SET EXERCISE: Set down the material below word for word, excluding the pictures.

— begin DATA FOR THIS EXERCISE —

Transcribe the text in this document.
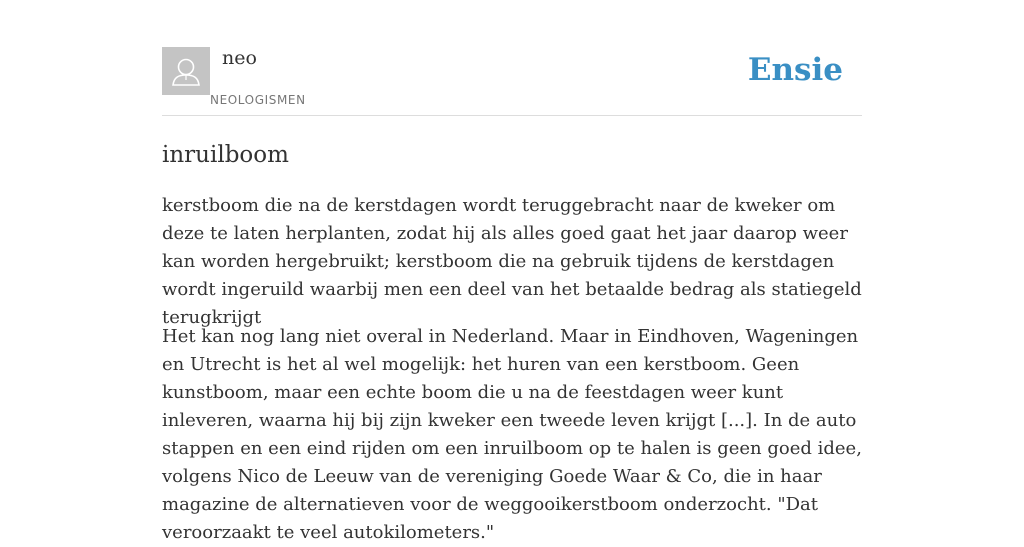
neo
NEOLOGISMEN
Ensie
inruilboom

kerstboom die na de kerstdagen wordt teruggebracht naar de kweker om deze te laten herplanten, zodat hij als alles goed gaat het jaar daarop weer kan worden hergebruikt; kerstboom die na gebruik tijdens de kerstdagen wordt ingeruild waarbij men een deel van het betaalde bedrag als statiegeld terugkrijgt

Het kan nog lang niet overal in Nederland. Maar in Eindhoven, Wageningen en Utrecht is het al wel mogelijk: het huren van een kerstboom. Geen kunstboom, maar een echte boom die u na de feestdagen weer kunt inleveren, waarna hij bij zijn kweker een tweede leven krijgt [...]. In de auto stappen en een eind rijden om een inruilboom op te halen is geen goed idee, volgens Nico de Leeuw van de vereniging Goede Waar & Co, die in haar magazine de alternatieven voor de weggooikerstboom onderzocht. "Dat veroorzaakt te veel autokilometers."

— end DATA FOR THIS EXERCISE —

REPLY TO THE EXERCISE:
Transcribe the text in this document.
neo
NEOLOGISMEN
Ensie
inruilboom

kerstboom die na de kerstdagen wordt teruggebracht naar de kweker om deze te laten herplanten, zodat hij als alles goed gaat het jaar daarop weer kan worden hergebruikt; kerstboom die na gebruik tijdens de kerstdagen wordt ingeruild waarbij men een deel van het betaalde bedrag als statiegeld terugkrijgt

Het kan nog lang niet overal in Nederland. Maar in Eindhoven, Wageningen en Utrecht is het al wel mogelijk: het huren van een kerstboom. Geen kunstboom, maar een echte boom die u na de feestdagen weer kunt inleveren, waarna hij bij zijn kweker een tweede leven krijgt [...]. In de auto stappen en een eind rijden om een inruilboom op te halen is geen goed idee, volgens Nico de Leeuw van de vereniging Goede Waar & Co, die in haar magazine de alternatieven voor de weggooikerstboom onderzocht. "Dat veroorzaakt te veel autokilometers."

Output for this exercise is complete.